- Exercise objective:
Reproduce each of the following rows verbatim, omitting the pictures from your reproduction.

- Recorded data:
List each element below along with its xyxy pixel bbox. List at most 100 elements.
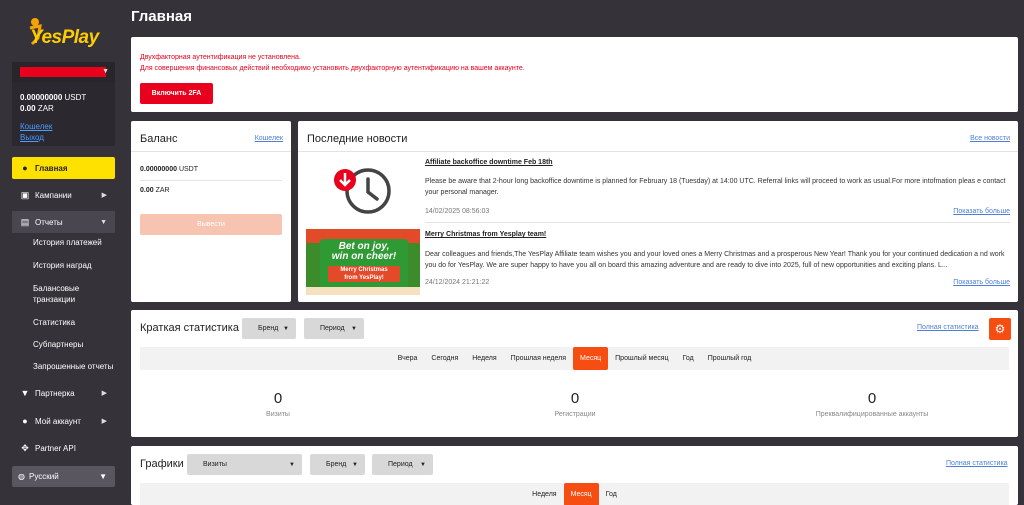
news-item-body: Dear colleagues and friends,The YesPlay … (425, 251, 1005, 269)
brand-dropdown[interactable]: Бренд ▼ (242, 318, 296, 339)
nav-requested-reports[interactable]: Запрошенные отчеты (33, 362, 113, 371)
registrations-value: 0 (570, 390, 580, 407)
brand-dropdown-label: Бренд (258, 325, 279, 332)
balance-wallet-link[interactable]: Кошелек (255, 135, 283, 142)
period-dropdown-label: Период (320, 325, 345, 332)
graphs-period-label: Период (388, 461, 413, 468)
balance-card: Баланс Кошелек 0.00000000 USDT 0.00 ZAR … (131, 121, 291, 302)
caret-down-icon: ▼ (289, 461, 295, 468)
clock-icon (334, 168, 391, 214)
news-item-title[interactable]: Affiliate backoffice downtime Feb 18th (425, 159, 553, 166)
caret-down-icon: ▼ (351, 325, 357, 332)
graphs-brand-label: Бренд (326, 461, 347, 468)
nav-balance-transactions-1[interactable]: Балансовые (33, 284, 79, 293)
period-dropdown[interactable]: Период ▼ (304, 318, 364, 339)
news-image-christmas: Bet on joy, win on cheer! Merry Christmas… (306, 229, 420, 295)
twofa-warning-2: Для совершения финансовых действий необх… (140, 65, 525, 72)
caret-down-icon: ▼ (283, 325, 289, 332)
news-card: Последние новости Все новости Affiliate … (298, 121, 1018, 302)
balance-zar: 0.00 ZAR (140, 187, 170, 194)
wallet-link[interactable]: Кошелек (20, 122, 52, 131)
globe-icon: ◍ (18, 472, 25, 481)
graphs-period-tabs: Неделя Месяц Год (140, 483, 1009, 505)
tab-last-month[interactable]: Прошлый месяц (608, 347, 675, 370)
visits-value: 0 (273, 390, 283, 407)
nav-partner-api[interactable]: ✥ Partner API (12, 437, 115, 459)
news-item-body: Please be aware that 2-hour long backoff… (425, 178, 1006, 196)
full-stats-link[interactable]: Полная статистика (917, 324, 979, 331)
news-show-more[interactable]: Показать больше (953, 279, 1010, 286)
chevron-down-icon: ▼ (100, 218, 107, 226)
settings-button[interactable]: ⚙ (989, 318, 1011, 340)
tab-last-year[interactable]: Прошлый год (701, 347, 759, 370)
banner-sub: Merry Christmas from YesPlay! (328, 266, 400, 282)
language-select[interactable]: ◍ Русский ▼ (12, 466, 115, 487)
nav-balance-transactions-2[interactable]: транзакции (33, 295, 75, 304)
graphs-period-dropdown[interactable]: Период ▼ (372, 454, 433, 475)
nav-account[interactable]: ● Мой аккаунт ▶ (12, 410, 115, 432)
visits-label: Визиты (266, 411, 290, 418)
graphs-full-stats-link[interactable]: Полная статистика (946, 460, 1008, 467)
metric-dropdown-label: Визиты (203, 461, 227, 468)
metric-dropdown[interactable]: Визиты ▼ (187, 454, 302, 475)
news-title: Последние новости (307, 133, 408, 145)
nav-partner-label: Партнерка (35, 388, 75, 398)
tab-today[interactable]: Сегодня (424, 347, 465, 370)
chevron-right-icon: ▶ (101, 390, 107, 397)
sidebar: YesPlay ▼ 0.00000000 USDT 0.00 ZAR Кошел… (0, 0, 123, 505)
news-show-more[interactable]: Показать больше (953, 208, 1010, 215)
registrations-label: Регистрации (554, 411, 596, 418)
balance-title: Баланс (140, 133, 178, 145)
nav-subpartners[interactable]: Субпартнеры (33, 340, 83, 349)
chevron-right-icon: ▶ (101, 192, 107, 199)
nav-statistics[interactable]: Статистика (33, 318, 75, 327)
nav-reports-label: Отчеты (35, 217, 63, 227)
nav-home[interactable]: ● Главная (12, 157, 115, 179)
divider (140, 180, 282, 181)
tab-year[interactable]: Год (599, 483, 624, 505)
logout-link[interactable]: Выход (20, 133, 44, 142)
all-news-link[interactable]: Все новости (970, 135, 1010, 142)
gear-icon: ⚙ (994, 322, 1006, 336)
tab-year[interactable]: Год (676, 347, 701, 370)
tab-yesterday[interactable]: Вчера (391, 347, 425, 370)
nav-home-label: Главная (35, 163, 68, 173)
tab-week[interactable]: Неделя (525, 483, 563, 505)
tab-month[interactable]: Месяц (563, 483, 599, 505)
caret-down-icon: ▼ (99, 472, 107, 481)
nav-reward-history[interactable]: История наград (33, 261, 92, 270)
graphs-title: Графики (140, 458, 184, 470)
handshake-icon: ▼ (20, 388, 30, 398)
sidebar-balance-zar: 0.00 ZAR (20, 104, 54, 113)
nav-reports[interactable]: ▤ Отчеты ▼ (12, 211, 115, 233)
tab-last-week[interactable]: Прошлая неделя (504, 347, 573, 370)
sidebar-balance-usdt: 0.00000000 USDT (20, 93, 87, 102)
api-icon: ✥ (21, 442, 29, 453)
user-icon: ● (22, 416, 28, 426)
nav-partner[interactable]: ▼ Партнерка ▶ (12, 382, 115, 404)
stats-period-tabs: Вчера Сегодня Неделя Прошлая неделя Меся… (140, 347, 1009, 370)
caret-down-icon: ▼ (420, 461, 426, 468)
language-label: Русский (28, 472, 59, 481)
logo-text[interactable]: YesPlay (30, 27, 99, 49)
graphs-brand-dropdown[interactable]: Бренд ▼ (310, 454, 365, 475)
twofa-warning-1: Двухфакторная аутентификация не установл… (140, 54, 301, 61)
balance-usdt: 0.00000000 USDT (140, 166, 198, 173)
withdraw-button[interactable]: Вывести (140, 214, 282, 235)
prequalified-label: Преквалифицированные аккаунты (815, 411, 929, 418)
enable-2fa-button[interactable]: Включить 2FA (140, 83, 213, 104)
stats-card: Краткая статистика Бренд ▼ Период ▼ Полн… (131, 310, 1018, 437)
news-image-clock (306, 157, 420, 224)
home-icon: ● (22, 163, 28, 173)
news-item-date: 24/12/2024 21:21:22 (425, 279, 490, 286)
twofa-card: Двухфакторная аутентификация не установл… (131, 37, 1018, 112)
caret-down-icon: ▼ (352, 461, 358, 468)
tab-week[interactable]: Неделя (465, 347, 503, 370)
reports-icon: ▤ (20, 216, 30, 227)
tab-month[interactable]: Месяц (573, 347, 609, 370)
nav-campaigns[interactable]: ▣ Кампании ▶ (12, 184, 115, 206)
banner-base (306, 287, 420, 295)
nav-payment-history[interactable]: История платежей (33, 238, 102, 247)
user-menu[interactable]: ▼ (12, 62, 115, 82)
news-item-title[interactable]: Merry Christmas from Yesplay team! (425, 231, 546, 238)
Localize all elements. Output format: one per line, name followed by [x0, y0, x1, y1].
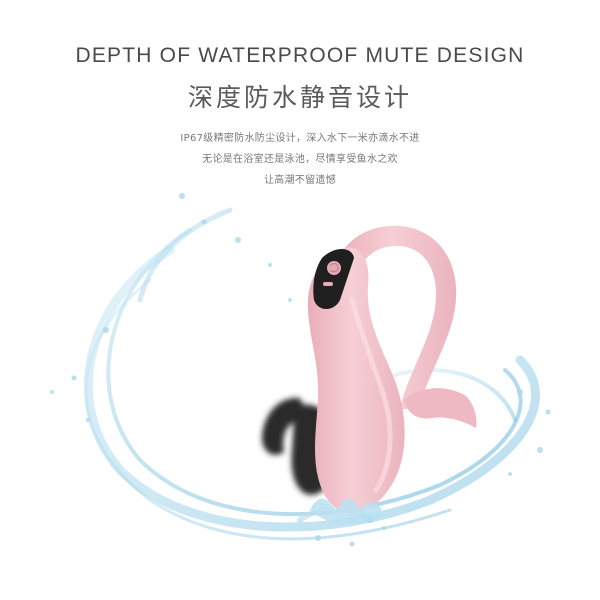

- Output of the task:
List each element below along with its xyxy pixel bbox. List at most 100 elements.
news-item-body: Dear colleagues and friends,The YesPlay … (425, 251, 1005, 269)
brand-dropdown[interactable]: Бренд ▼ (242, 318, 296, 339)
nav-requested-reports[interactable]: Запрошенные отчеты (33, 362, 113, 371)
registrations-value: 0 (570, 390, 580, 407)
brand-dropdown-label: Бренд (258, 325, 279, 332)
balance-wallet-link[interactable]: Кошелек (255, 135, 283, 142)
period-dropdown-label: Период (320, 325, 345, 332)
graphs-period-label: Период (388, 461, 413, 468)
balance-card: Баланс Кошелек 0.00000000 USDT 0.00 ZAR … (131, 121, 291, 302)
caret-down-icon: ▼ (289, 461, 295, 468)
clock-icon (334, 168, 391, 214)
news-item-title[interactable]: Affiliate backoffice downtime Feb 18th (425, 159, 553, 166)
caret-down-icon: ▼ (351, 325, 357, 332)
graphs-brand-label: Бренд (326, 461, 347, 468)
nav-balance-transactions-1[interactable]: Балансовые (33, 284, 79, 293)
period-dropdown[interactable]: Период ▼ (304, 318, 364, 339)
news-image-christmas: Bet on joy, win on cheer! Merry Christmas… (306, 229, 420, 295)
twofa-warning-2: Для совершения финансовых действий необх… (140, 65, 525, 72)
caret-down-icon: ▼ (283, 325, 289, 332)
news-card: Последние новости Все новости Affiliate … (298, 121, 1018, 302)
balance-zar: 0.00 ZAR (140, 187, 170, 194)
wallet-link[interactable]: Кошелек (20, 122, 52, 131)
globe-icon: ◍ (18, 472, 25, 481)
graphs-period-tabs: Неделя Месяц Год (140, 483, 1009, 505)
tab-last-month[interactable]: Прошлый месяц (608, 347, 675, 370)
visits-value: 0 (273, 390, 283, 407)
nav-partner-api[interactable]: ✥ Partner API (12, 437, 115, 459)
news-item-body: Please be aware that 2-hour long backoff… (425, 178, 1006, 196)
full-stats-link[interactable]: Полная статистика (917, 324, 979, 331)
news-show-more[interactable]: Показать больше (953, 279, 1010, 286)
chevron-down-icon: ▼ (100, 218, 107, 226)
settings-button[interactable]: ⚙ (989, 318, 1011, 340)
tab-last-year[interactable]: Прошлый год (701, 347, 759, 370)
banner-sub: Merry Christmas from YesPlay! (328, 266, 400, 282)
language-select[interactable]: ◍ Русский ▼ (12, 466, 115, 487)
nav-balance-transactions-2[interactable]: транзакции (33, 295, 75, 304)
graphs-period-dropdown[interactable]: Период ▼ (372, 454, 433, 475)
nav-account[interactable]: ● Мой аккаунт ▶ (12, 410, 115, 432)
visits-label: Визиты (266, 411, 290, 418)
graphs-full-stats-link[interactable]: Полная статистика (946, 460, 1008, 467)
metric-dropdown-label: Визиты (203, 461, 227, 468)
metric-dropdown[interactable]: Визиты ▼ (187, 454, 302, 475)
news-title: Последние новости (307, 133, 408, 145)
nav-partner-label: Партнерка (35, 388, 75, 398)
tab-today[interactable]: Сегодня (424, 347, 465, 370)
chevron-right-icon: ▶ (101, 390, 107, 397)
sidebar: YesPlay ▼ 0.00000000 USDT 0.00 ZAR Кошел… (0, 0, 123, 505)
news-show-more[interactable]: Показать больше (953, 208, 1010, 215)
registrations-label: Регистрации (554, 411, 596, 418)
balance-title: Баланс (140, 133, 178, 145)
nav-subpartners[interactable]: Субпартнеры (33, 340, 83, 349)
chevron-right-icon: ▶ (101, 192, 107, 199)
nav-statistics[interactable]: Статистика (33, 318, 75, 327)
nav-reports-label: Отчеты (35, 217, 63, 227)
nav-home[interactable]: ● Главная (12, 157, 115, 179)
divider (140, 180, 282, 181)
tab-year[interactable]: Год (599, 483, 624, 505)
logout-link[interactable]: Выход (20, 133, 44, 142)
all-news-link[interactable]: Все новости (970, 135, 1010, 142)
gear-icon: ⚙ (994, 322, 1006, 336)
tab-year[interactable]: Год (676, 347, 701, 370)
tab-yesterday[interactable]: Вчера (391, 347, 425, 370)
nav-home-label: Главная (35, 163, 68, 173)
tab-week[interactable]: Неделя (525, 483, 563, 505)
tab-month[interactable]: Месяц (563, 483, 599, 505)
caret-down-icon: ▼ (99, 472, 107, 481)
nav-reward-history[interactable]: История наград (33, 261, 92, 270)
graphs-title: Графики (140, 458, 184, 470)
handshake-icon: ▼ (20, 388, 30, 398)
sidebar-balance-zar: 0.00 ZAR (20, 104, 54, 113)
nav-reports[interactable]: ▤ Отчеты ▼ (12, 211, 115, 233)
tab-last-week[interactable]: Прошлая неделя (504, 347, 573, 370)
sidebar-balance-usdt: 0.00000000 USDT (20, 93, 87, 102)
api-icon: ✥ (21, 442, 29, 453)
user-icon: ● (22, 416, 28, 426)
nav-partner[interactable]: ▼ Партнерка ▶ (12, 382, 115, 404)
stats-period-tabs: Вчера Сегодня Неделя Прошлая неделя Меся… (140, 347, 1009, 370)
caret-down-icon: ▼ (420, 461, 426, 468)
language-label: Русский (28, 472, 59, 481)
logo-text[interactable]: YesPlay (30, 27, 99, 49)
graphs-brand-dropdown[interactable]: Бренд ▼ (310, 454, 365, 475)
twofa-warning-1: Двухфакторная аутентификация не установл… (140, 54, 301, 61)
balance-usdt: 0.00000000 USDT (140, 166, 198, 173)
withdraw-button[interactable]: Вывести (140, 214, 282, 235)
prequalified-label: Преквалифицированные аккаунты (815, 411, 929, 418)
enable-2fa-button[interactable]: Включить 2FA (140, 83, 213, 104)
stats-card: Краткая статистика Бренд ▼ Период ▼ Полн… (131, 310, 1018, 437)
news-image-clock (306, 157, 420, 224)
home-icon: ● (22, 163, 28, 173)
news-item-date: 24/12/2024 21:21:22 (425, 279, 490, 286)
twofa-card: Двухфакторная аутентификация не установл… (131, 37, 1018, 112)
caret-down-icon: ▼ (352, 461, 358, 468)
tab-week[interactable]: Неделя (465, 347, 503, 370)
reports-icon: ▤ (20, 216, 30, 227)
tab-month[interactable]: Месяц (573, 347, 609, 370)
nav-campaigns[interactable]: ▣ Кампании ▶ (12, 184, 115, 206)
banner-base (306, 287, 420, 295)
nav-payment-history[interactable]: История платежей (33, 238, 102, 247)
user-menu[interactable]: ▼ (12, 62, 115, 82)
news-item-title[interactable]: Merry Christmas from Yesplay team! (425, 231, 546, 238)
Localize all elements. Output format: one per line, name followed by [x0, y0, x1, y1].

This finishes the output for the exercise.